Items from a dataset:
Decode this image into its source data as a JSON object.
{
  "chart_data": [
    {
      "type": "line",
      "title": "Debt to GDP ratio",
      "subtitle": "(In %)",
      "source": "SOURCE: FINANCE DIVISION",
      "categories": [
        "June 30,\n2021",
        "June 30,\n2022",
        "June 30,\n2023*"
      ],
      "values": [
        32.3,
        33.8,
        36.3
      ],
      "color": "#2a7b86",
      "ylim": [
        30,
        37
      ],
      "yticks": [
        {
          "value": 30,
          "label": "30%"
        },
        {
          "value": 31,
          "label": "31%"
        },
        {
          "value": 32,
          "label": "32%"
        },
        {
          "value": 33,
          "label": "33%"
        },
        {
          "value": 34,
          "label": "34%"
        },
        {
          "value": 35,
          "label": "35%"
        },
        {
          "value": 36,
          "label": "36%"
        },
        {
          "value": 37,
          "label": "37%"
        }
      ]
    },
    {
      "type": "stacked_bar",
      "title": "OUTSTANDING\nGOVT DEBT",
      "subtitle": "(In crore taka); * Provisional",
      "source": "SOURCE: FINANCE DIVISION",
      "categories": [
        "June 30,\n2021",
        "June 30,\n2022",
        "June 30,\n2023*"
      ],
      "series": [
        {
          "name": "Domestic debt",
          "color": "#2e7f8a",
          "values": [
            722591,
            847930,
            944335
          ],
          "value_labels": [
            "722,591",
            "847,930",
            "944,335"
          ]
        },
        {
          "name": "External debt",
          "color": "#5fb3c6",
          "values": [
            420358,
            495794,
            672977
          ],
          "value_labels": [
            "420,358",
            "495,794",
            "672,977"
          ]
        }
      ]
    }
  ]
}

#### Exercise goal:
Check all the records above and select each line where the string "subtitle" is found.

#### Task answer:
      "subtitle": "(In %)",
      "subtitle": "(In crore taka); * Provisional",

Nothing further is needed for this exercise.